Entries with figure data.
____
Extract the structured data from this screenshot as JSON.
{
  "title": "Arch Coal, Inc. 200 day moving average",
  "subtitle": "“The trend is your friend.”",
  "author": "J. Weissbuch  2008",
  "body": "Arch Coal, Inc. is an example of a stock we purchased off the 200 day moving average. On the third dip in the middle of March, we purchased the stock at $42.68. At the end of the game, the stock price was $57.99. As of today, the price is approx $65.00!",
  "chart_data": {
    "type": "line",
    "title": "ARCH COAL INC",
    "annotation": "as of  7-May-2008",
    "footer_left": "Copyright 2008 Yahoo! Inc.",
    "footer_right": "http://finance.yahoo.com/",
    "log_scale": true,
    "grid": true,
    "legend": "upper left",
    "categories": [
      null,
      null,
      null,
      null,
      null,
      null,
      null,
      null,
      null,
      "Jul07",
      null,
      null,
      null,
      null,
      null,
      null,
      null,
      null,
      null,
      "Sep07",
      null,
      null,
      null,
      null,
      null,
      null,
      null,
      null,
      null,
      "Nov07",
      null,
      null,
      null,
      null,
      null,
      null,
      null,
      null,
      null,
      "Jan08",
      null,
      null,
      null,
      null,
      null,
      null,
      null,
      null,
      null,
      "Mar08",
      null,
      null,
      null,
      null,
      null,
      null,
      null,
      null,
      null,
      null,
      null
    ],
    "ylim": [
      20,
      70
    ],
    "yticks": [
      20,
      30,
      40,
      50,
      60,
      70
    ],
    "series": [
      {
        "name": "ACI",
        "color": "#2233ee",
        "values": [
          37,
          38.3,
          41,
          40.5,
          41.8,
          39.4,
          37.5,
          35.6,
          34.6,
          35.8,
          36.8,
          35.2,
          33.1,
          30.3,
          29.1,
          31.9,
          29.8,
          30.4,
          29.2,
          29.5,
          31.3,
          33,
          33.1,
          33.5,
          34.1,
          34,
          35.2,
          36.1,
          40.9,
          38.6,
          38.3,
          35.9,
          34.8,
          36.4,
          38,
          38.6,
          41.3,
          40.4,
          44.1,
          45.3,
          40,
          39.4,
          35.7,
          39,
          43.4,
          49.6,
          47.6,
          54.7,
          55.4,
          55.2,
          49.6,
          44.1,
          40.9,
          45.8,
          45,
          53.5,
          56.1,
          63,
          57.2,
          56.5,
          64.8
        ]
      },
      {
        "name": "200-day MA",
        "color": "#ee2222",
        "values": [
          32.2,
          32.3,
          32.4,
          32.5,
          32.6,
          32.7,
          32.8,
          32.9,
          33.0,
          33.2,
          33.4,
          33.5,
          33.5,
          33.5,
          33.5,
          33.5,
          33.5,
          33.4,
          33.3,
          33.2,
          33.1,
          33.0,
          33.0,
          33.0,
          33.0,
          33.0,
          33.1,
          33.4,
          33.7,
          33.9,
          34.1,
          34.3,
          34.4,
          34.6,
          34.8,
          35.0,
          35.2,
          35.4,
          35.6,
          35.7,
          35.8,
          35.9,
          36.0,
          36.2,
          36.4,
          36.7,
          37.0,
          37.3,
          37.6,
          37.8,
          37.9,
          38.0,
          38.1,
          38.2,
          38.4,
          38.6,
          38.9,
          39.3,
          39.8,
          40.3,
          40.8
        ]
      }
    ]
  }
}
____
Required work. Write out all the lines again, exactly as they are.

Solution for this task.
Extract the structured data from this screenshot as JSON.
{
  "title": "Arch Coal, Inc. 200 day moving average",
  "subtitle": "“The trend is your friend.”",
  "author": "J. Weissbuch  2008",
  "body": "Arch Coal, Inc. is an example of a stock we purchased off the 200 day moving average. On the third dip in the middle of March, we purchased the stock at $42.68. At the end of the game, the stock price was $57.99. As of today, the price is approx $65.00!",
  "chart_data": {
    "type": "line",
    "title": "ARCH COAL INC",
    "annotation": "as of  7-May-2008",
    "footer_left": "Copyright 2008 Yahoo! Inc.",
    "footer_right": "http://finance.yahoo.com/",
    "log_scale": true,
    "grid": true,
    "legend": "upper left",
    "categories": [
      null,
      null,
      null,
      null,
      null,
      null,
      null,
      null,
      null,
      "Jul07",
      null,
      null,
      null,
      null,
      null,
      null,
      null,
      null,
      null,
      "Sep07",
      null,
      null,
      null,
      null,
      null,
      null,
      null,
      null,
      null,
      "Nov07",
      null,
      null,
      null,
      null,
      null,
      null,
      null,
      null,
      null,
      "Jan08",
      null,
      null,
      null,
      null,
      null,
      null,
      null,
      null,
      null,
      "Mar08",
      null,
      null,
      null,
      null,
      null,
      null,
      null,
      null,
      null,
      null,
      null
    ],
    "ylim": [
      20,
      70
    ],
    "yticks": [
      20,
      30,
      40,
      50,
      60,
      70
    ],
    "series": [
      {
        "name": "ACI",
        "color": "#2233ee",
        "values": [
          37,
          38.3,
          41,
          40.5,
          41.8,
          39.4,
          37.5,
          35.6,
          34.6,
          35.8,
          36.8,
          35.2,
          33.1,
          30.3,
          29.1,
          31.9,
          29.8,
          30.4,
          29.2,
          29.5,
          31.3,
          33,
          33.1,
          33.5,
          34.1,
          34,
          35.2,
          36.1,
          40.9,
          38.6,
          38.3,
          35.9,
          34.8,
          36.4,
          38,
          38.6,
          41.3,
          40.4,
          44.1,
          45.3,
          40,
          39.4,
          35.7,
          39,
          43.4,
          49.6,
          47.6,
          54.7,
          55.4,
          55.2,
          49.6,
          44.1,
          40.9,
          45.8,
          45,
          53.5,
          56.1,
          63,
          57.2,
          56.5,
          64.8
        ]
      },
      {
        "name": "200-day MA",
        "color": "#ee2222",
        "values": [
          32.2,
          32.3,
          32.4,
          32.5,
          32.6,
          32.7,
          32.8,
          32.9,
          33.0,
          33.2,
          33.4,
          33.5,
          33.5,
          33.5,
          33.5,
          33.5,
          33.5,
          33.4,
          33.3,
          33.2,
          33.1,
          33.0,
          33.0,
          33.0,
          33.0,
          33.0,
          33.1,
          33.4,
          33.7,
          33.9,
          34.1,
          34.3,
          34.4,
          34.6,
          34.8,
          35.0,
          35.2,
          35.4,
          35.6,
          35.7,
          35.8,
          35.9,
          36.0,
          36.2,
          36.4,
          36.7,
          37.0,
          37.3,
          37.6,
          37.8,
          37.9,
          38.0,
          38.1,
          38.2,
          38.4,
          38.6,
          38.9,
          39.3,
          39.8,
          40.3,
          40.8
        ]
      }
    ]
  }
}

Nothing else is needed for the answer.